__EXERCISE DIRECTIONS__. Starting at the line that contains "Convert this document image to plain text.", quote every line through the end of the entries, word for word, skipping the pictures.

-- START --

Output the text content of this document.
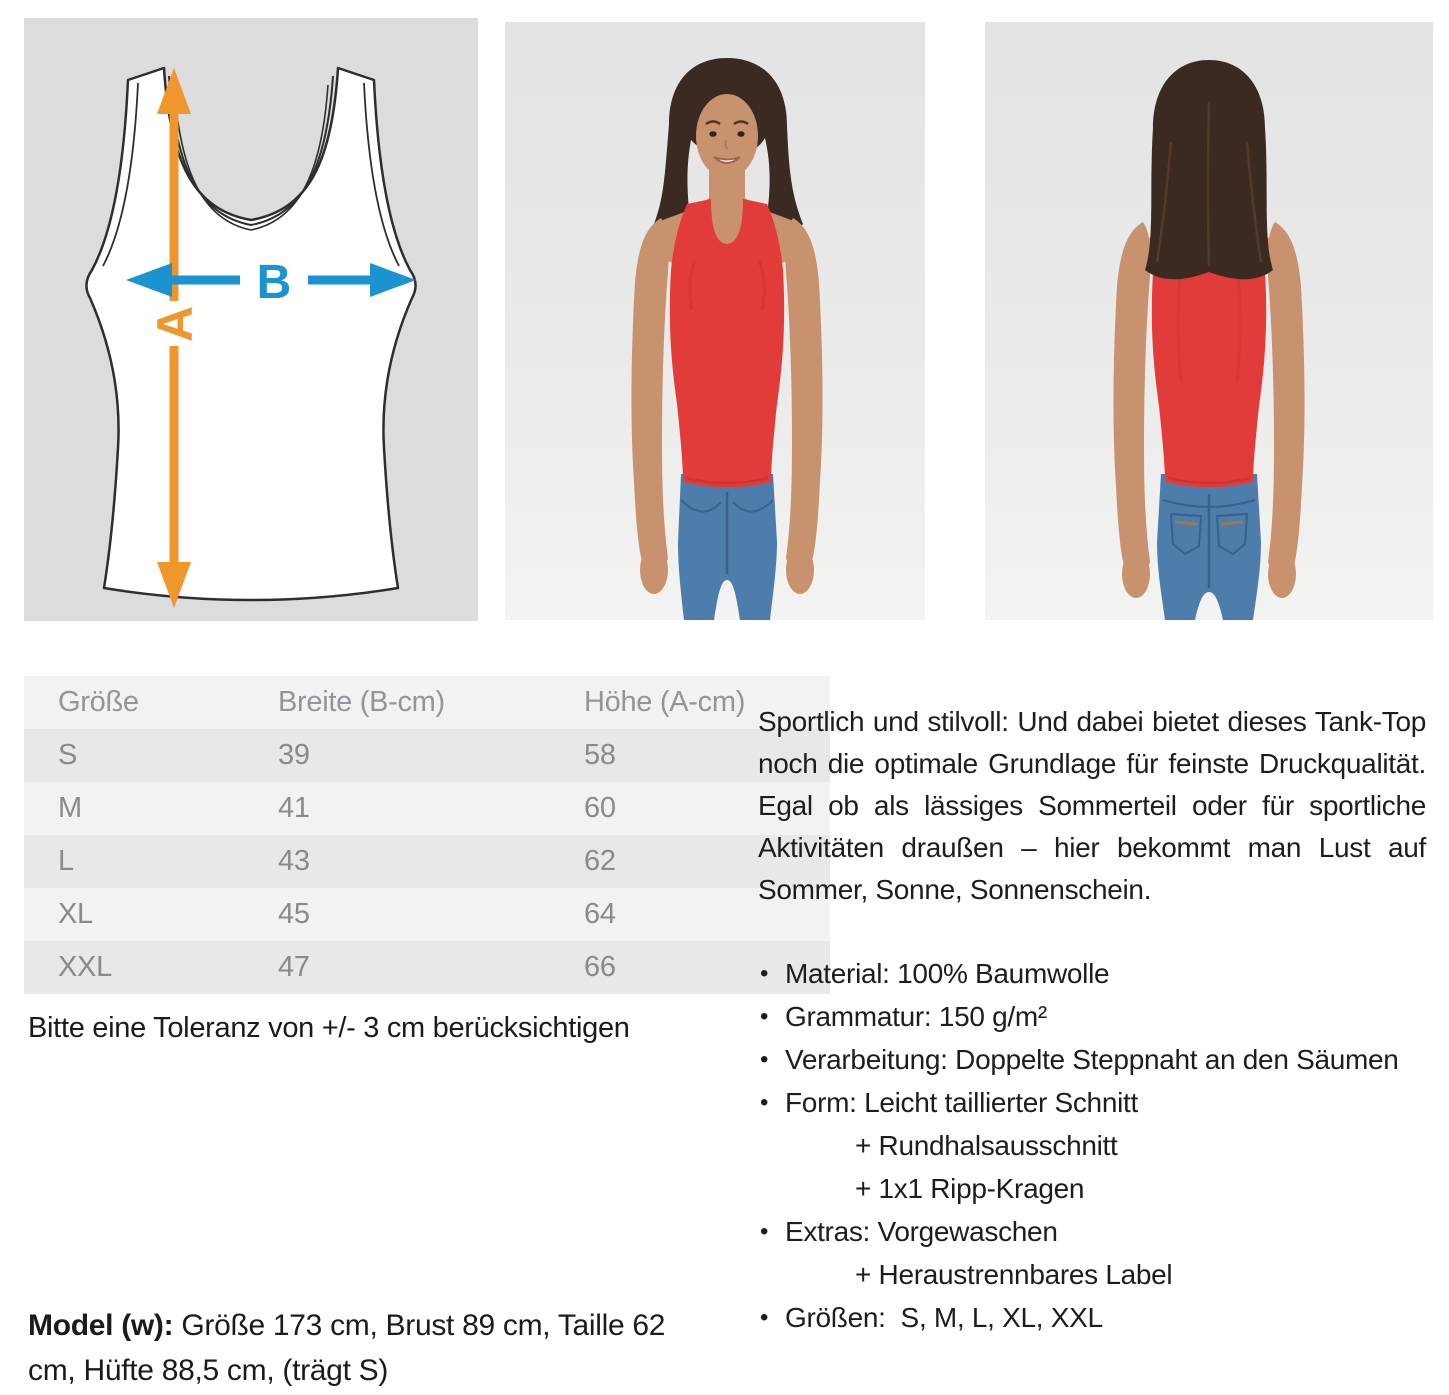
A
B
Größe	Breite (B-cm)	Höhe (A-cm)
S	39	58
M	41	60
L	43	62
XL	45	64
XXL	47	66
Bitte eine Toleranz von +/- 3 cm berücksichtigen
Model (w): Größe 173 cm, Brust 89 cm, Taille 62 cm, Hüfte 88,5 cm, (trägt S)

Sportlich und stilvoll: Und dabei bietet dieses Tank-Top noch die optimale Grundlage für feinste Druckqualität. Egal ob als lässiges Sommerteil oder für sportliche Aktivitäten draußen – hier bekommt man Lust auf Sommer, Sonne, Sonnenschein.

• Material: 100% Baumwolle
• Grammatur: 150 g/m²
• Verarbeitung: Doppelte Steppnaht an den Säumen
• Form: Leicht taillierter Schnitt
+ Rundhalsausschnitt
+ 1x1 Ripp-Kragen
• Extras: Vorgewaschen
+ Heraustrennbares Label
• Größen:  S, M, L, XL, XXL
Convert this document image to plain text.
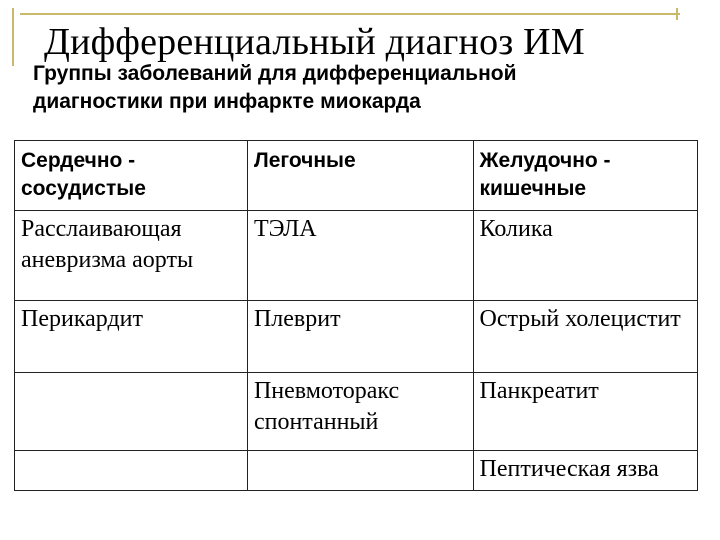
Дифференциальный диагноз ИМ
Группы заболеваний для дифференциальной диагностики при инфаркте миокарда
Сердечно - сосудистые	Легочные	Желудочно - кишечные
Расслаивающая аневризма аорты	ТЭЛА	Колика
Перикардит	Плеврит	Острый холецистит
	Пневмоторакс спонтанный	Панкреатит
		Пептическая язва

-- END --

__ANSWER TO THIS EXERCISE__.
Convert this document image to plain text.
Дифференциальный диагноз ИМ
Группы заболеваний для дифференциальной диагностики при инфаркте миокарда
Сердечно - сосудистые	Легочные	Желудочно - кишечные
Расслаивающая аневризма аорты	ТЭЛА	Колика
Перикардит	Плеврит	Острый холецистит
	Пневмоторакс спонтанный	Панкреатит
		Пептическая язва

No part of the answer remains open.